*REQUIREMENT*
Return the count of lines that hold the string "from", with no other words.

Data entries for graphics
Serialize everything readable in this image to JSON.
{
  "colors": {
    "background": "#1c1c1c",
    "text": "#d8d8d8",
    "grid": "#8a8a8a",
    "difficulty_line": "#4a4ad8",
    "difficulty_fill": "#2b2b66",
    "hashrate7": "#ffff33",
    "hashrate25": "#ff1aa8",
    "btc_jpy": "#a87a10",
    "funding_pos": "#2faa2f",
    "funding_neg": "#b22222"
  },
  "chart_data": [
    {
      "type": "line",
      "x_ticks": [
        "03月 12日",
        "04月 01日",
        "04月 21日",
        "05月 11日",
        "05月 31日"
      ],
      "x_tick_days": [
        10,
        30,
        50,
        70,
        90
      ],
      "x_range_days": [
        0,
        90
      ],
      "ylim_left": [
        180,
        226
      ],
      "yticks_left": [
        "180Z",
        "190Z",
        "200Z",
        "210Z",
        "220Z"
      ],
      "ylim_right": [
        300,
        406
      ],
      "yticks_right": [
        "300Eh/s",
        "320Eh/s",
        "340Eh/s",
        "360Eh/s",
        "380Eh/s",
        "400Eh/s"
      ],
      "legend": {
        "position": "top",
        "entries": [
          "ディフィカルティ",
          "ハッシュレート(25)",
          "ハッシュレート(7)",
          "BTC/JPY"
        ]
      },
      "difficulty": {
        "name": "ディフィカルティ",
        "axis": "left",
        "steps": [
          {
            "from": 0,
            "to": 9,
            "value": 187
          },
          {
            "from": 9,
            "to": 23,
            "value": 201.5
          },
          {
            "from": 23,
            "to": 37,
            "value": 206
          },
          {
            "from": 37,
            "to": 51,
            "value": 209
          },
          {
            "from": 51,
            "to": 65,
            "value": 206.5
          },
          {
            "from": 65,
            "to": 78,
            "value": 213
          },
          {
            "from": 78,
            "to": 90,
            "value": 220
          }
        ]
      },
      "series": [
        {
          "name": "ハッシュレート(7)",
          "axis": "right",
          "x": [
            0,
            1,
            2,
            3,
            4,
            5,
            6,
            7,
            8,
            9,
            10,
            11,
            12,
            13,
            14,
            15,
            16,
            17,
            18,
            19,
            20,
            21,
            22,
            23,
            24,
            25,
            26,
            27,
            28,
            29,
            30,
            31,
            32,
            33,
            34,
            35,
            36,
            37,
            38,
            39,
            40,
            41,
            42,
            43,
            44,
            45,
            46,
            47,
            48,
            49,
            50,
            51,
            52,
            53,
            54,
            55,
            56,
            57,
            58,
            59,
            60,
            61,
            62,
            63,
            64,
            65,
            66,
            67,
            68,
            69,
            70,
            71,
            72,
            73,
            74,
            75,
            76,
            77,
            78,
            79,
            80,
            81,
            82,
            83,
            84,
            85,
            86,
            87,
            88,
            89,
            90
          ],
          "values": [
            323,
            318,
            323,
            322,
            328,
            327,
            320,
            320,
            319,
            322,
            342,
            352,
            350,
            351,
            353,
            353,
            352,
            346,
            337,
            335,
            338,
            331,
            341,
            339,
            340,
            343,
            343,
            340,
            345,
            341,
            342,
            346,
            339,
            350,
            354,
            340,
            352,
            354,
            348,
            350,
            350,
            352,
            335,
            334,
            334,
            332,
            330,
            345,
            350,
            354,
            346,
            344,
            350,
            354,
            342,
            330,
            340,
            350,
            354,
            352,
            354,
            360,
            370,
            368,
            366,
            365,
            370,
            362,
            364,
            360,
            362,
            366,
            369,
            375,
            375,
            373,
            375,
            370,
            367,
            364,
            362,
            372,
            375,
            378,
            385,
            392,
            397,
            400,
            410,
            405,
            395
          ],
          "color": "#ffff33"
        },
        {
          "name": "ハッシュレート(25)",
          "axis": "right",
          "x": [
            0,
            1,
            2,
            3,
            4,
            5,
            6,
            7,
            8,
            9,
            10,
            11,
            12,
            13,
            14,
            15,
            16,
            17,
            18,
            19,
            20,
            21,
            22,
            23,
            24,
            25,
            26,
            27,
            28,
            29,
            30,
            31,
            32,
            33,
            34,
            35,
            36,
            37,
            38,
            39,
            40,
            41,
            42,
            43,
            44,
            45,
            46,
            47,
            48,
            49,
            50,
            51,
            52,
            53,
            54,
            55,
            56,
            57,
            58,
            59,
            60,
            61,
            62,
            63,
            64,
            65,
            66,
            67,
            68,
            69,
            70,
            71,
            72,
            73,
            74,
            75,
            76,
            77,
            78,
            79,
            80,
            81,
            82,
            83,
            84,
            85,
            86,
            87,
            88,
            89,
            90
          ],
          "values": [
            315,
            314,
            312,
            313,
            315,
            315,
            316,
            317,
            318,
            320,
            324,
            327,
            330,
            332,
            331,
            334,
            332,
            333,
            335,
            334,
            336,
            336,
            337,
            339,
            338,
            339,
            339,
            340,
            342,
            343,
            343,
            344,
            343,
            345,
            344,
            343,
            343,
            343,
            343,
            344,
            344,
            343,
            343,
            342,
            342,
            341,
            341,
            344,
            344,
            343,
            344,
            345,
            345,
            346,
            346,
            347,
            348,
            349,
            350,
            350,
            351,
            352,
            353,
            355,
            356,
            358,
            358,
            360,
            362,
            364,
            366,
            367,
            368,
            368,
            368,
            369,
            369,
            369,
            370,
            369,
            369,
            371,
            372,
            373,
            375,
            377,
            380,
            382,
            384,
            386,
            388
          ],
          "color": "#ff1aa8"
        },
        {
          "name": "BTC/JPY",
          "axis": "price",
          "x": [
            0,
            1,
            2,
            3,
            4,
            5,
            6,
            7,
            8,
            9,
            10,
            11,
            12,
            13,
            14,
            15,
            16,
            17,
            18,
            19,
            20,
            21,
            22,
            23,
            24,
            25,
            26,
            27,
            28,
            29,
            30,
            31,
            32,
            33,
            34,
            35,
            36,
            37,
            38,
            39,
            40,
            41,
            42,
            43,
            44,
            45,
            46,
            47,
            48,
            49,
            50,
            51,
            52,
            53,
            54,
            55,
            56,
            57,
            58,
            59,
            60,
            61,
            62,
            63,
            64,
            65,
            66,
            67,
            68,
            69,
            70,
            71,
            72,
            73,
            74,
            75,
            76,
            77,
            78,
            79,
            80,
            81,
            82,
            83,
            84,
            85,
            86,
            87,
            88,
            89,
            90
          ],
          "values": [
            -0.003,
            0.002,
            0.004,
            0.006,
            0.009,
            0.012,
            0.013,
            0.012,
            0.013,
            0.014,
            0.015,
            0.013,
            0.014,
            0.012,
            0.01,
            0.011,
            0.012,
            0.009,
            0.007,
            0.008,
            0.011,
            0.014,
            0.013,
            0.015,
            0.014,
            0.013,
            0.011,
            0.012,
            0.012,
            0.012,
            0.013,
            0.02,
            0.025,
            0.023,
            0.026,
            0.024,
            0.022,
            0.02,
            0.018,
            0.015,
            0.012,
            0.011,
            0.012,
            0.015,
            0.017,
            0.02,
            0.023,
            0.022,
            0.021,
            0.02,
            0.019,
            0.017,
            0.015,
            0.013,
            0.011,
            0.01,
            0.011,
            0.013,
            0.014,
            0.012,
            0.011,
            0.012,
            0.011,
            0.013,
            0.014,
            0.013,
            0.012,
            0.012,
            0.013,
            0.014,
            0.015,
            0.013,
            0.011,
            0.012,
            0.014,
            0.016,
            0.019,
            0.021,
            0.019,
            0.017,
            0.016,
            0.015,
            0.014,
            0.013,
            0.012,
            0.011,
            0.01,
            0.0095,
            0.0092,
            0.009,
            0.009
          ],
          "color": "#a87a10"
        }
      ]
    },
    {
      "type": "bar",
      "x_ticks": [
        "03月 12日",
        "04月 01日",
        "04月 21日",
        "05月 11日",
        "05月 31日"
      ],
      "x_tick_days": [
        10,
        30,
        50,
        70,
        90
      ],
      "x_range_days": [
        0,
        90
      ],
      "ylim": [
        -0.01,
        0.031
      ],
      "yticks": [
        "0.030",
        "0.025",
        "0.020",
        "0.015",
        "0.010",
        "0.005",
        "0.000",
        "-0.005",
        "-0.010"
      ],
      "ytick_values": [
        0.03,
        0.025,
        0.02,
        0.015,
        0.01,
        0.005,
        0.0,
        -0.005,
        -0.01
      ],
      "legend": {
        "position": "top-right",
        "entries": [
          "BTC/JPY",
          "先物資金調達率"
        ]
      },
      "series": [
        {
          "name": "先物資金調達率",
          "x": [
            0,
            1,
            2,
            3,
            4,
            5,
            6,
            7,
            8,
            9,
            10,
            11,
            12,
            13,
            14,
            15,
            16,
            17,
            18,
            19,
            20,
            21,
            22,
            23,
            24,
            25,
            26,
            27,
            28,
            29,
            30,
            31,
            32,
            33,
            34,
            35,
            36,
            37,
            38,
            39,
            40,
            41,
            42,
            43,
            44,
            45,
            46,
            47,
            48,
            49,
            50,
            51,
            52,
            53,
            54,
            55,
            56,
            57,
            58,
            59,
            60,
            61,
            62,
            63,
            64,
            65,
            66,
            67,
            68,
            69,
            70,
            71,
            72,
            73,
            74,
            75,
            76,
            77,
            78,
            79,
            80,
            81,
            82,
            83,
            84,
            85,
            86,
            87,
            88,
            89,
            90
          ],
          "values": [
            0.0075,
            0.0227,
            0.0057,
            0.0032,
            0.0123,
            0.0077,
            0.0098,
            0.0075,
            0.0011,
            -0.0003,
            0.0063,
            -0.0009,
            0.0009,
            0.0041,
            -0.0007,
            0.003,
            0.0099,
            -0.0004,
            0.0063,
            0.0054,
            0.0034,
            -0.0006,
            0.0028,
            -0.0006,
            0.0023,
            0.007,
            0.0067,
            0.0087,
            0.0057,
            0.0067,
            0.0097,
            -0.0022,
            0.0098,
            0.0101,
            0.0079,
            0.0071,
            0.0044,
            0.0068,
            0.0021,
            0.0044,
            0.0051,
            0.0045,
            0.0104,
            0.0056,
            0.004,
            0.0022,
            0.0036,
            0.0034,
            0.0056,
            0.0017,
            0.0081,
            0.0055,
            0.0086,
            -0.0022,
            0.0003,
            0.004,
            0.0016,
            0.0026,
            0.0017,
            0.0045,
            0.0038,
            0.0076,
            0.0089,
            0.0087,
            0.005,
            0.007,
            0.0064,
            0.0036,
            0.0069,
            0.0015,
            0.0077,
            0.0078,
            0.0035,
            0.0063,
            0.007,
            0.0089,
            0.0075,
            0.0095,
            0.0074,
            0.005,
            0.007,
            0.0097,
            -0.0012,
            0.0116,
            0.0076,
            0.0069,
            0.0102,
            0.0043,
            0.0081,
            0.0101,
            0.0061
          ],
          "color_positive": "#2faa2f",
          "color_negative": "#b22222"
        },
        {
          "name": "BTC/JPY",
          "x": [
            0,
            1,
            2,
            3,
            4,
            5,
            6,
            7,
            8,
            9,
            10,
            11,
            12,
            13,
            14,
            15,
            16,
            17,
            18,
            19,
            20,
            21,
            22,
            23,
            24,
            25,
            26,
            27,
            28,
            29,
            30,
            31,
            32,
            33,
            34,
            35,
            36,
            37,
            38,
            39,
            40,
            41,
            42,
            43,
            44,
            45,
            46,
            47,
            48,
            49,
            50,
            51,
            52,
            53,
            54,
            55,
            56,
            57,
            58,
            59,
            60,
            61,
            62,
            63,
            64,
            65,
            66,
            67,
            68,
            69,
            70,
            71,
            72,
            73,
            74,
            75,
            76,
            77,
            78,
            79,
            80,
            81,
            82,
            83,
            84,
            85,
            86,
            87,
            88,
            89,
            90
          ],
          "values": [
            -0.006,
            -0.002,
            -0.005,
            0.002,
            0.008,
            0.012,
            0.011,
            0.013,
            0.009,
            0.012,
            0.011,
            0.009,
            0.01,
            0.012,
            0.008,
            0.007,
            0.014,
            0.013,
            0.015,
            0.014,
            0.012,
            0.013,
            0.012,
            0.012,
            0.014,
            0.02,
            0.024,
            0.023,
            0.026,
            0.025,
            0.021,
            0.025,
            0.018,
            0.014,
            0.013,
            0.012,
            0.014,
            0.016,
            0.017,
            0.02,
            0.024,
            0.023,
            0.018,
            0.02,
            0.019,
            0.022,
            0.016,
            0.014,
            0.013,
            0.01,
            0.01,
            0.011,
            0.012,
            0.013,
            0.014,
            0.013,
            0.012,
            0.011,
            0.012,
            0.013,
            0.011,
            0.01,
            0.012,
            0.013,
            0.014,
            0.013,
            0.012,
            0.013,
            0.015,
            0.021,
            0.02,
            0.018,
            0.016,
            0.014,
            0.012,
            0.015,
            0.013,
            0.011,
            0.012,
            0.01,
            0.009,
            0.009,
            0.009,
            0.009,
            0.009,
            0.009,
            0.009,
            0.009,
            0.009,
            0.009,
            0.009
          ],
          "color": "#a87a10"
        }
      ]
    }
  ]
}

*THE ANSWER*
7